GIVEN PROBLEM:
Find the lines with "JSON" in them and copy them out.

Rows from a figure dataset:

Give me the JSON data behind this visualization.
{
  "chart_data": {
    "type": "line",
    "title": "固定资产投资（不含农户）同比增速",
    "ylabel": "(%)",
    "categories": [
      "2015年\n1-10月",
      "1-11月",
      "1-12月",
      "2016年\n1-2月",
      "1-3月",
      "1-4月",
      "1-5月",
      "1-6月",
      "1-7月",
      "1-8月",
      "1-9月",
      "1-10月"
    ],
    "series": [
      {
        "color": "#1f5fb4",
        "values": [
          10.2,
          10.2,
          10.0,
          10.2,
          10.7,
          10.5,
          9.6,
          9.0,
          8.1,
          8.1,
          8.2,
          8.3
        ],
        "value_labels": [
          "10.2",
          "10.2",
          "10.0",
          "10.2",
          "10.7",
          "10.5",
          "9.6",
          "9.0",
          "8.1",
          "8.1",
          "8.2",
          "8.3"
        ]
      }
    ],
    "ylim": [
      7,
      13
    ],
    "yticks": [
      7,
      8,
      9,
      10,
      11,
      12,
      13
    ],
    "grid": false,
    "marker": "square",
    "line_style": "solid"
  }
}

---

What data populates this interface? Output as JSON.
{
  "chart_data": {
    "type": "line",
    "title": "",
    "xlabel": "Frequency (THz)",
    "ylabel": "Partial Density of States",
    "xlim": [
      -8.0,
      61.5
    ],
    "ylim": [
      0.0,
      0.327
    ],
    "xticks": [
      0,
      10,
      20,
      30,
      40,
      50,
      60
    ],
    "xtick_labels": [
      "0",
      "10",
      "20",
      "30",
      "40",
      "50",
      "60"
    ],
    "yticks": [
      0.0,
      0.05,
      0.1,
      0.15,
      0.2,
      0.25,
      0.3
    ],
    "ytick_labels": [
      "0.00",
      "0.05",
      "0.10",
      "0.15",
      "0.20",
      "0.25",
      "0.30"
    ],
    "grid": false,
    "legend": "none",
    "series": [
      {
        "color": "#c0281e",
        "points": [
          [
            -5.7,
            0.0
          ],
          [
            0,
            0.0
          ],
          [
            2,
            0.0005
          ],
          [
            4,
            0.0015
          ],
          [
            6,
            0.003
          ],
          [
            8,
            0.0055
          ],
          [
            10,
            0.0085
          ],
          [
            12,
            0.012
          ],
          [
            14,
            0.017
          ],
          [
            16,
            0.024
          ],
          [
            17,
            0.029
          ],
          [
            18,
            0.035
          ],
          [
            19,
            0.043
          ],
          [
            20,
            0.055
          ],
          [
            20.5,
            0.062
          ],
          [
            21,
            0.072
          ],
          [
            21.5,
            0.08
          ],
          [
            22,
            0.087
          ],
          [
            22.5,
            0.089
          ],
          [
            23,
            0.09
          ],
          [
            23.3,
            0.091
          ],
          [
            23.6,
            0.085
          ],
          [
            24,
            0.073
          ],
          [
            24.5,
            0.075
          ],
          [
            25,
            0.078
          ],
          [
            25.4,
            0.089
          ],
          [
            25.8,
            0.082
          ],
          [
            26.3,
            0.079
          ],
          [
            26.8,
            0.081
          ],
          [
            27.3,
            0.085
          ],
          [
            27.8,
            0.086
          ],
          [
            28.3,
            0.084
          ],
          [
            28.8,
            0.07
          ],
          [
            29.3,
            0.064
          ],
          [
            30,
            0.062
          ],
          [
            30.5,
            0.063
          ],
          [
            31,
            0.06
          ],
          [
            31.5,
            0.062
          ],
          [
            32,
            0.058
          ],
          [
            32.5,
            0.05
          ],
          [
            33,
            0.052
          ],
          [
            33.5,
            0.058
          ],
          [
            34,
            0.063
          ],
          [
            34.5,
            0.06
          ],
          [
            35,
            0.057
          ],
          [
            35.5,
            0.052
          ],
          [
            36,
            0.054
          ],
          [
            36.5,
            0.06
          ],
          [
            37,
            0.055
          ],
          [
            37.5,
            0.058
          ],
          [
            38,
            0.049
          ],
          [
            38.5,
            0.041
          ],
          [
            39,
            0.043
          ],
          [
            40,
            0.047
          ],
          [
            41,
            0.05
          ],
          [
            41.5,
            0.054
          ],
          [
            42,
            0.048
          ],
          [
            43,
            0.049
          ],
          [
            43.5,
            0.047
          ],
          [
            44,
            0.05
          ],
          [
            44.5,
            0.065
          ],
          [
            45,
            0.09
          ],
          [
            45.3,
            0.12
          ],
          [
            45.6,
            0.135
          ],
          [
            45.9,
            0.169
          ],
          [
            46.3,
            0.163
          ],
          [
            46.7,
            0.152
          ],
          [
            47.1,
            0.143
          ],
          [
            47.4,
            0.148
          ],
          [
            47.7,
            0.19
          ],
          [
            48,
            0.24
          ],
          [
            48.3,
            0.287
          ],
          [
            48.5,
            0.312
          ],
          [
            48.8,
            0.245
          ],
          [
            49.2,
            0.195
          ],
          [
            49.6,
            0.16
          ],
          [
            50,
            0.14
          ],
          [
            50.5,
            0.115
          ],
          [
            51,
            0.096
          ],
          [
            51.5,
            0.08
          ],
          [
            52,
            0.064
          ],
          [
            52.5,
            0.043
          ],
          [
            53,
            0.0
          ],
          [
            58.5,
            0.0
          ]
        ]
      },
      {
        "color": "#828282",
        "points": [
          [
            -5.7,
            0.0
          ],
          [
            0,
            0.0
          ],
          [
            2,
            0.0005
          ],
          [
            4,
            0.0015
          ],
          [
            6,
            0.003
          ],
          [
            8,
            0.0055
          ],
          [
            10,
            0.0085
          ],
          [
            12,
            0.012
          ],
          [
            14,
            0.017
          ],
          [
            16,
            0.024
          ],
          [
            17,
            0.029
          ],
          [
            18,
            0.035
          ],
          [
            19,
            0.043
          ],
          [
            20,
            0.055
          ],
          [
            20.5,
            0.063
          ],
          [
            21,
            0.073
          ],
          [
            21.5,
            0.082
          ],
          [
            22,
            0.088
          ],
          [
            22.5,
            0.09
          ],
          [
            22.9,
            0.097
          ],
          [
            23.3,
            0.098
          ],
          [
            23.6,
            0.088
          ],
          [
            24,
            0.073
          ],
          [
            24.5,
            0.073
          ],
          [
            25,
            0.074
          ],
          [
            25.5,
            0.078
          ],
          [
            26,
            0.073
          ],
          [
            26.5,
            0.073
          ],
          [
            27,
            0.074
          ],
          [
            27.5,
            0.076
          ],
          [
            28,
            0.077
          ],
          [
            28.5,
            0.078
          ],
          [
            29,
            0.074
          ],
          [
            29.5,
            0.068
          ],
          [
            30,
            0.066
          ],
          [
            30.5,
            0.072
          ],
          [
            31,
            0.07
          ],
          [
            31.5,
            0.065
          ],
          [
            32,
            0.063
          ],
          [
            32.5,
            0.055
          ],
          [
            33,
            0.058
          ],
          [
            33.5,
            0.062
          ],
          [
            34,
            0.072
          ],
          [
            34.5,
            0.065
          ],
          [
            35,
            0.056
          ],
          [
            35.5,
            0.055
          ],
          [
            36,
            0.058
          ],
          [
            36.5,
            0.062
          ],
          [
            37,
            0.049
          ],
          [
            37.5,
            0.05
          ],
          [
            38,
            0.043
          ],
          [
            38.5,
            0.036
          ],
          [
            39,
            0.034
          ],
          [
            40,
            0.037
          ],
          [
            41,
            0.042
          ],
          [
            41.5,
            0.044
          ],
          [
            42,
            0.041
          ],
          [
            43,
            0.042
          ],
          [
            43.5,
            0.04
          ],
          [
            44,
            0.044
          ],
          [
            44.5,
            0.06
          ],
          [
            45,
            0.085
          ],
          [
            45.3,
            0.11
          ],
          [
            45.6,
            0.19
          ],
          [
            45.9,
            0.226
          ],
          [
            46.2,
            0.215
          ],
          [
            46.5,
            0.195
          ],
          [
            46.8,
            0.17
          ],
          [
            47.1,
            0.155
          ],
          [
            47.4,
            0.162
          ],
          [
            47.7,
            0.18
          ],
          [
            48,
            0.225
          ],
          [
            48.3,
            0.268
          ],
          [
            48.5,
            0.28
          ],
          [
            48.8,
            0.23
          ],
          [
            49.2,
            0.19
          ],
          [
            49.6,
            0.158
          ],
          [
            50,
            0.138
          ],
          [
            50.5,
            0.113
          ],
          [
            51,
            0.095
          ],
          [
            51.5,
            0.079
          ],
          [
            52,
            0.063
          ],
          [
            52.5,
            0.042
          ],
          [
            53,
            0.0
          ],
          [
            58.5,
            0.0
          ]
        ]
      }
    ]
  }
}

SOLVED PROBLEM:
Give me the JSON data behind this visualization.
What data populates this interface? Output as JSON.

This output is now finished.